_Extracted entries_.

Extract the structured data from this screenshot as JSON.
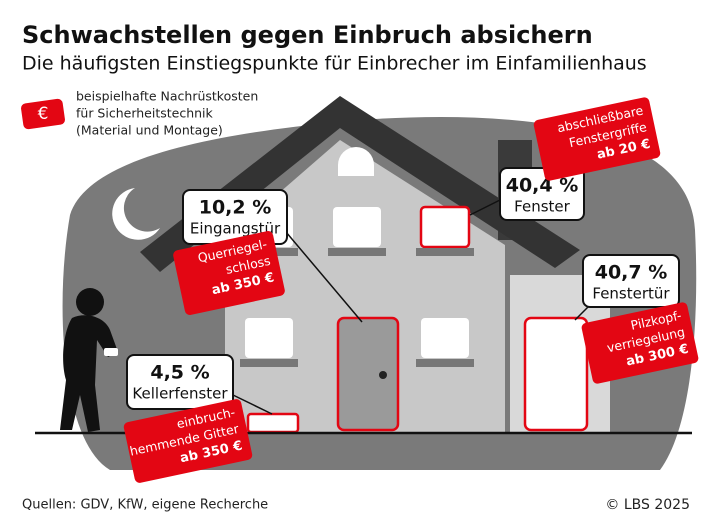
{
  "header": {
    "title": "Schwachstellen gegen Einbruch absichern",
    "subtitle": "Die häufigsten Einstiegspunkte für Einbrecher im Einfamilienhaus"
  },
  "legend": {
    "icon": "€",
    "lines": [
      "beispielhafte Nachrüstkosten",
      "für Sicherheitstechnik",
      "(Material und Montage)"
    ]
  },
  "callouts": [
    {
      "value": "10,2 %",
      "label": "Eingangstür",
      "cost_lines": [
        "Querriegel-",
        "schloss"
      ],
      "price": "ab 350 €"
    },
    {
      "value": "40,4 %",
      "label": "Fenster",
      "cost_lines": [
        "abschließbare",
        "Fenstergriffe"
      ],
      "price": "ab 20 €"
    },
    {
      "value": "40,7 %",
      "label": "Fenstertür",
      "cost_lines": [
        "Pilzkopf-",
        "verriegelung"
      ],
      "price": "ab 300 €"
    },
    {
      "value": "4,5 %",
      "label": "Kellerfenster",
      "cost_lines": [
        "einbruch-",
        "hemmende Gitter"
      ],
      "price": "ab 350 €"
    }
  ],
  "footer": {
    "source": "Quellen: GDV, KfW, eigene Recherche",
    "copyright": "© LBS 2025"
  }
}
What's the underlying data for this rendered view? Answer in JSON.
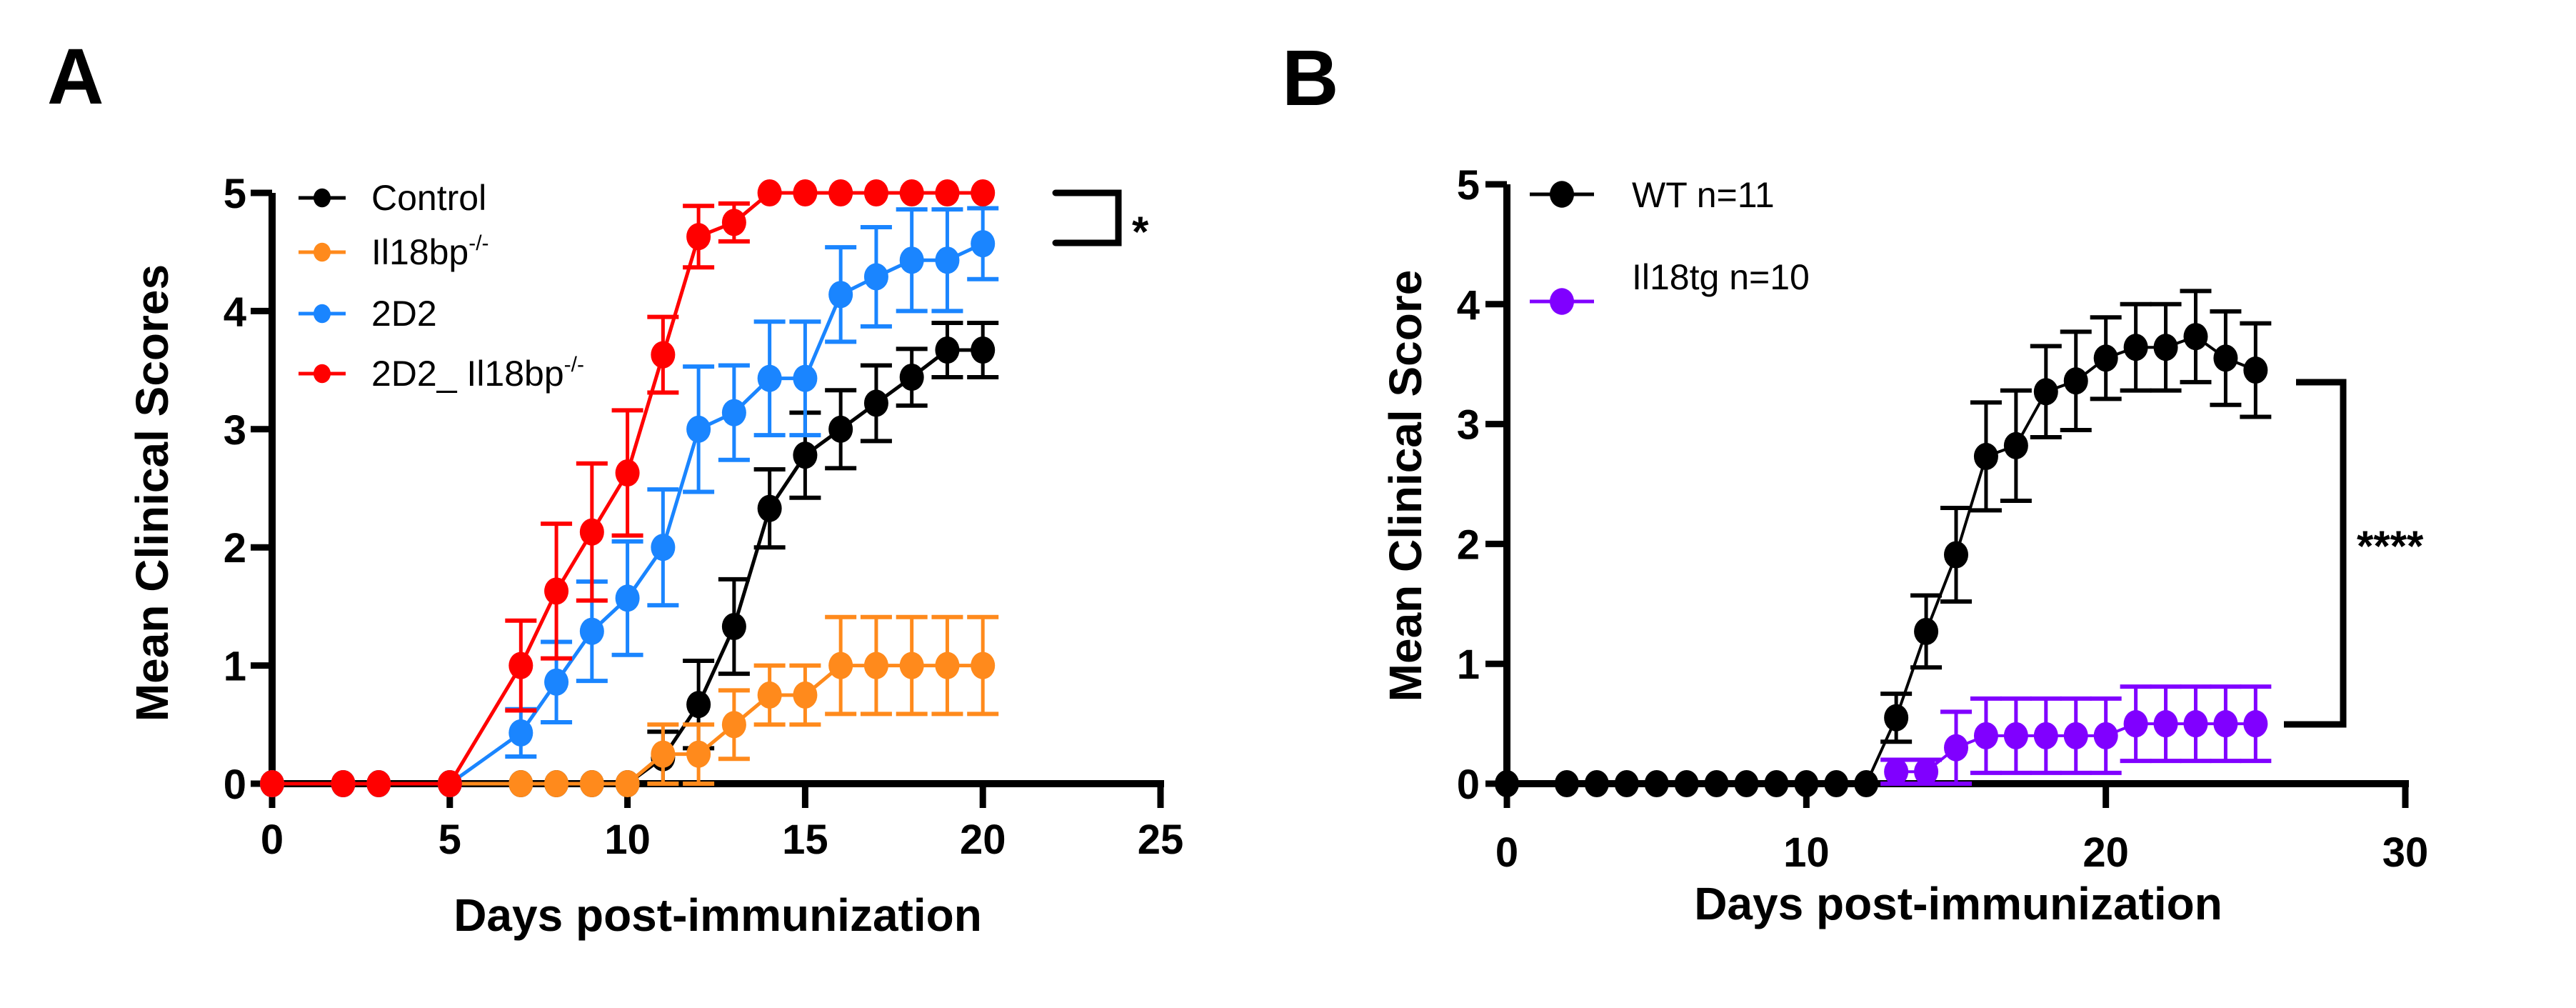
{
  "chart_data": [
    {
      "type": "line",
      "panel_label": "A",
      "title": "",
      "xlabel": "Days post-immunization",
      "ylabel": "Mean Clinical Scores",
      "xlim": [
        0,
        25
      ],
      "ylim": [
        0,
        5
      ],
      "xticks": [
        0,
        5,
        10,
        15,
        20,
        25
      ],
      "yticks": [
        0,
        1,
        2,
        3,
        4,
        5
      ],
      "grid": false,
      "legend_position": "top-left",
      "significance": {
        "label": "*",
        "between": [
          "2D2_ Il18bp-/-",
          "2D2"
        ]
      },
      "series": [
        {
          "name": "Control",
          "legend_main": "Control",
          "legend_sup": "",
          "color": "#000000",
          "x": [
            0,
            2,
            3,
            5,
            7,
            8,
            9,
            10,
            11,
            12,
            13,
            14,
            15,
            16,
            17,
            18,
            19,
            20
          ],
          "y": [
            0,
            0,
            0,
            0,
            0,
            0,
            0,
            0,
            0.22,
            0.67,
            1.33,
            2.33,
            2.78,
            3.0,
            3.22,
            3.44,
            3.67,
            3.67
          ],
          "err": [
            0,
            0,
            0,
            0,
            0,
            0,
            0,
            0,
            0.22,
            0.37,
            0.4,
            0.33,
            0.36,
            0.33,
            0.32,
            0.24,
            0.23,
            0.23
          ]
        },
        {
          "name": "Il18bp-/-",
          "legend_main": "Il18bp",
          "legend_sup": "-/-",
          "color": "#FF8A1C",
          "x": [
            0,
            2,
            3,
            5,
            7,
            8,
            9,
            10,
            11,
            12,
            13,
            14,
            15,
            16,
            17,
            18,
            19,
            20
          ],
          "y": [
            0,
            0,
            0,
            0,
            0,
            0,
            0,
            0,
            0.25,
            0.25,
            0.5,
            0.75,
            0.75,
            1.0,
            1.0,
            1.0,
            1.0,
            1.0
          ],
          "err": [
            0,
            0,
            0,
            0,
            0,
            0,
            0,
            0,
            0.25,
            0.25,
            0.29,
            0.25,
            0.25,
            0.41,
            0.41,
            0.41,
            0.41,
            0.41
          ]
        },
        {
          "name": "2D2",
          "legend_main": "2D2",
          "legend_sup": "",
          "color": "#1A85FF",
          "x": [
            0,
            2,
            3,
            5,
            7,
            8,
            9,
            10,
            11,
            12,
            13,
            14,
            15,
            16,
            17,
            18,
            19,
            20
          ],
          "y": [
            0,
            0,
            0,
            0,
            0.43,
            0.86,
            1.29,
            1.57,
            2.0,
            3.0,
            3.14,
            3.43,
            3.43,
            4.14,
            4.29,
            4.43,
            4.43,
            4.57
          ],
          "err": [
            0,
            0,
            0,
            0,
            0.2,
            0.34,
            0.42,
            0.48,
            0.49,
            0.53,
            0.4,
            0.48,
            0.48,
            0.4,
            0.42,
            0.43,
            0.43,
            0.3
          ]
        },
        {
          "name": "2D2_ Il18bp-/-",
          "legend_main": "2D2_ Il18bp",
          "legend_sup": "-/-",
          "color": "#FF0000",
          "x": [
            0,
            2,
            3,
            5,
            7,
            8,
            9,
            10,
            11,
            12,
            13,
            14,
            15,
            16,
            17,
            18,
            19,
            20
          ],
          "y": [
            0,
            0,
            0,
            0,
            1.0,
            1.63,
            2.13,
            2.63,
            3.63,
            4.63,
            4.75,
            5.0,
            5.0,
            5.0,
            5.0,
            5.0,
            5.0,
            5.0
          ],
          "err": [
            0,
            0,
            0,
            0,
            0.38,
            0.57,
            0.58,
            0.53,
            0.32,
            0.26,
            0.16,
            0,
            0,
            0,
            0,
            0,
            0,
            0
          ]
        }
      ]
    },
    {
      "type": "line",
      "panel_label": "B",
      "title": "",
      "xlabel": "Days post-immunization",
      "ylabel": "Mean Clinical Score",
      "xlim": [
        0,
        30
      ],
      "ylim": [
        0,
        5
      ],
      "xticks": [
        0,
        10,
        20,
        30
      ],
      "yticks": [
        0,
        1,
        2,
        3,
        4,
        5
      ],
      "grid": false,
      "legend_position": "top-left",
      "significance": {
        "label": "****",
        "between": [
          "WT n=11",
          "Il18tg n=10"
        ]
      },
      "series": [
        {
          "name": "WT n=11",
          "legend_main": "WT n=11",
          "legend_sup": "",
          "color": "#000000",
          "x": [
            0,
            2,
            3,
            4,
            5,
            6,
            7,
            8,
            9,
            10,
            11,
            12,
            13,
            14,
            15,
            16,
            17,
            18,
            19,
            20,
            21,
            22,
            23,
            24,
            25
          ],
          "y": [
            0,
            0,
            0,
            0,
            0,
            0,
            0,
            0,
            0,
            0,
            0,
            0,
            0.55,
            1.27,
            1.91,
            2.73,
            2.82,
            3.27,
            3.36,
            3.55,
            3.64,
            3.64,
            3.73,
            3.55,
            3.45
          ],
          "err": [
            0,
            0,
            0,
            0,
            0,
            0,
            0,
            0,
            0,
            0,
            0,
            0,
            0.2,
            0.3,
            0.39,
            0.45,
            0.46,
            0.38,
            0.41,
            0.34,
            0.36,
            0.36,
            0.38,
            0.39,
            0.39
          ]
        },
        {
          "name": "Il18tg n=10",
          "legend_main": "Il18tg n=10",
          "legend_sup": "",
          "color": "#8000FF",
          "x": [
            13,
            14,
            15,
            16,
            17,
            18,
            19,
            20,
            21,
            22,
            23,
            24,
            25
          ],
          "y": [
            0.1,
            0.1,
            0.3,
            0.4,
            0.4,
            0.4,
            0.4,
            0.4,
            0.5,
            0.5,
            0.5,
            0.5,
            0.5
          ],
          "err": [
            0.1,
            0.1,
            0.3,
            0.31,
            0.31,
            0.31,
            0.31,
            0.31,
            0.31,
            0.31,
            0.31,
            0.31,
            0.31
          ]
        }
      ]
    }
  ]
}
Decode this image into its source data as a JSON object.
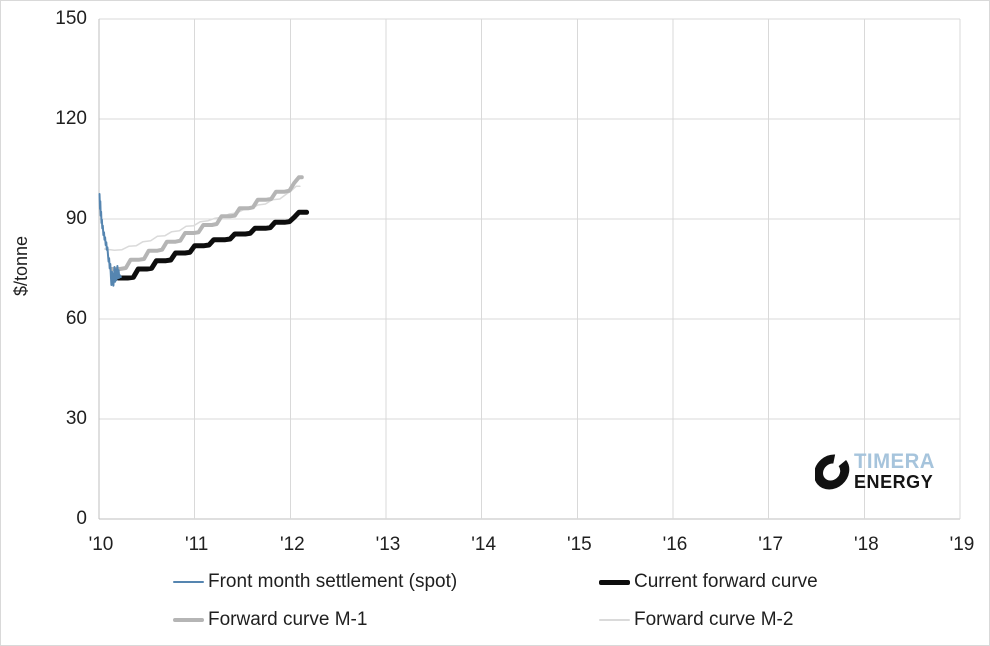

_Requirement_. Print the whole listing above once more, word for word, without its pictures.

_Full solution_.
Extract the structured data from this screenshot as JSON.
{
  "header": {
    "title": "Schwachstellen gegen Einbruch absichern",
    "subtitle": "Die häufigsten Einstiegspunkte für Einbrecher im Einfamilienhaus"
  },
  "legend": {
    "icon": "€",
    "lines": [
      "beispielhafte Nachrüstkosten",
      "für Sicherheitstechnik",
      "(Material und Montage)"
    ]
  },
  "callouts": [
    {
      "value": "10,2 %",
      "label": "Eingangstür",
      "cost_lines": [
        "Querriegel-",
        "schloss"
      ],
      "price": "ab 350 €"
    },
    {
      "value": "40,4 %",
      "label": "Fenster",
      "cost_lines": [
        "abschließbare",
        "Fenstergriffe"
      ],
      "price": "ab 20 €"
    },
    {
      "value": "40,7 %",
      "label": "Fenstertür",
      "cost_lines": [
        "Pilzkopf-",
        "verriegelung"
      ],
      "price": "ab 300 €"
    },
    {
      "value": "4,5 %",
      "label": "Kellerfenster",
      "cost_lines": [
        "einbruch-",
        "hemmende Gitter"
      ],
      "price": "ab 350 €"
    }
  ],
  "footer": {
    "source": "Quellen: GDV, KfW, eigene Recherche",
    "copyright": "© LBS 2025"
  }
}
What's the underlying data for this rendered view? Answer in JSON.
{
  "chart_data": [
    {
      "type": "line",
      "panel_label": "A",
      "title": "",
      "xlabel": "Days post-immunization",
      "ylabel": "Mean Clinical Scores",
      "xlim": [
        0,
        25
      ],
      "ylim": [
        0,
        5
      ],
      "xticks": [
        0,
        5,
        10,
        15,
        20,
        25
      ],
      "yticks": [
        0,
        1,
        2,
        3,
        4,
        5
      ],
      "grid": false,
      "legend_position": "top-left",
      "significance": {
        "label": "*",
        "between": [
          "2D2_ Il18bp-/-",
          "2D2"
        ]
      },
      "series": [
        {
          "name": "Control",
          "legend_main": "Control",
          "legend_sup": "",
          "color": "#000000",
          "x": [
            0,
            2,
            3,
            5,
            7,
            8,
            9,
            10,
            11,
            12,
            13,
            14,
            15,
            16,
            17,
            18,
            19,
            20
          ],
          "y": [
            0,
            0,
            0,
            0,
            0,
            0,
            0,
            0,
            0.22,
            0.67,
            1.33,
            2.33,
            2.78,
            3.0,
            3.22,
            3.44,
            3.67,
            3.67
          ],
          "err": [
            0,
            0,
            0,
            0,
            0,
            0,
            0,
            0,
            0.22,
            0.37,
            0.4,
            0.33,
            0.36,
            0.33,
            0.32,
            0.24,
            0.23,
            0.23
          ]
        },
        {
          "name": "Il18bp-/-",
          "legend_main": "Il18bp",
          "legend_sup": "-/-",
          "color": "#FF8A1C",
          "x": [
            0,
            2,
            3,
            5,
            7,
            8,
            9,
            10,
            11,
            12,
            13,
            14,
            15,
            16,
            17,
            18,
            19,
            20
          ],
          "y": [
            0,
            0,
            0,
            0,
            0,
            0,
            0,
            0,
            0.25,
            0.25,
            0.5,
            0.75,
            0.75,
            1.0,
            1.0,
            1.0,
            1.0,
            1.0
          ],
          "err": [
            0,
            0,
            0,
            0,
            0,
            0,
            0,
            0,
            0.25,
            0.25,
            0.29,
            0.25,
            0.25,
            0.41,
            0.41,
            0.41,
            0.41,
            0.41
          ]
        },
        {
          "name": "2D2",
          "legend_main": "2D2",
          "legend_sup": "",
          "color": "#1A85FF",
          "x": [
            0,
            2,
            3,
            5,
            7,
            8,
            9,
            10,
            11,
            12,
            13,
            14,
            15,
            16,
            17,
            18,
            19,
            20
          ],
          "y": [
            0,
            0,
            0,
            0,
            0.43,
            0.86,
            1.29,
            1.57,
            2.0,
            3.0,
            3.14,
            3.43,
            3.43,
            4.14,
            4.29,
            4.43,
            4.43,
            4.57
          ],
          "err": [
            0,
            0,
            0,
            0,
            0.2,
            0.34,
            0.42,
            0.48,
            0.49,
            0.53,
            0.4,
            0.48,
            0.48,
            0.4,
            0.42,
            0.43,
            0.43,
            0.3
          ]
        },
        {
          "name": "2D2_ Il18bp-/-",
          "legend_main": "2D2_ Il18bp",
          "legend_sup": "-/-",
          "color": "#FF0000",
          "x": [
            0,
            2,
            3,
            5,
            7,
            8,
            9,
            10,
            11,
            12,
            13,
            14,
            15,
            16,
            17,
            18,
            19,
            20
          ],
          "y": [
            0,
            0,
            0,
            0,
            1.0,
            1.63,
            2.13,
            2.63,
            3.63,
            4.63,
            4.75,
            5.0,
            5.0,
            5.0,
            5.0,
            5.0,
            5.0,
            5.0
          ],
          "err": [
            0,
            0,
            0,
            0,
            0.38,
            0.57,
            0.58,
            0.53,
            0.32,
            0.26,
            0.16,
            0,
            0,
            0,
            0,
            0,
            0,
            0
          ]
        }
      ]
    },
    {
      "type": "line",
      "panel_label": "B",
      "title": "",
      "xlabel": "Days post-immunization",
      "ylabel": "Mean Clinical Score",
      "xlim": [
        0,
        30
      ],
      "ylim": [
        0,
        5
      ],
      "xticks": [
        0,
        10,
        20,
        30
      ],
      "yticks": [
        0,
        1,
        2,
        3,
        4,
        5
      ],
      "grid": false,
      "legend_position": "top-left",
      "significance": {
        "label": "****",
        "between": [
          "WT n=11",
          "Il18tg n=10"
        ]
      },
      "series": [
        {
          "name": "WT n=11",
          "legend_main": "WT n=11",
          "legend_sup": "",
          "color": "#000000",
          "x": [
            0,
            2,
            3,
            4,
            5,
            6,
            7,
            8,
            9,
            10,
            11,
            12,
            13,
            14,
            15,
            16,
            17,
            18,
            19,
            20,
            21,
            22,
            23,
            24,
            25
          ],
          "y": [
            0,
            0,
            0,
            0,
            0,
            0,
            0,
            0,
            0,
            0,
            0,
            0,
            0.55,
            1.27,
            1.91,
            2.73,
            2.82,
            3.27,
            3.36,
            3.55,
            3.64,
            3.64,
            3.73,
            3.55,
            3.45
          ],
          "err": [
            0,
            0,
            0,
            0,
            0,
            0,
            0,
            0,
            0,
            0,
            0,
            0,
            0.2,
            0.3,
            0.39,
            0.45,
            0.46,
            0.38,
            0.41,
            0.34,
            0.36,
            0.36,
            0.38,
            0.39,
            0.39
          ]
        },
        {
          "name": "Il18tg n=10",
          "legend_main": "Il18tg n=10",
          "legend_sup": "",
          "color": "#8000FF",
          "x": [
            13,
            14,
            15,
            16,
            17,
            18,
            19,
            20,
            21,
            22,
            23,
            24,
            25
          ],
          "y": [
            0.1,
            0.1,
            0.3,
            0.4,
            0.4,
            0.4,
            0.4,
            0.4,
            0.5,
            0.5,
            0.5,
            0.5,
            0.5
          ],
          "err": [
            0.1,
            0.1,
            0.3,
            0.31,
            0.31,
            0.31,
            0.31,
            0.31,
            0.31,
            0.31,
            0.31,
            0.31,
            0.31
          ]
        }
      ]
    }
  ]
}
Decode this image into its source data as a JSON object.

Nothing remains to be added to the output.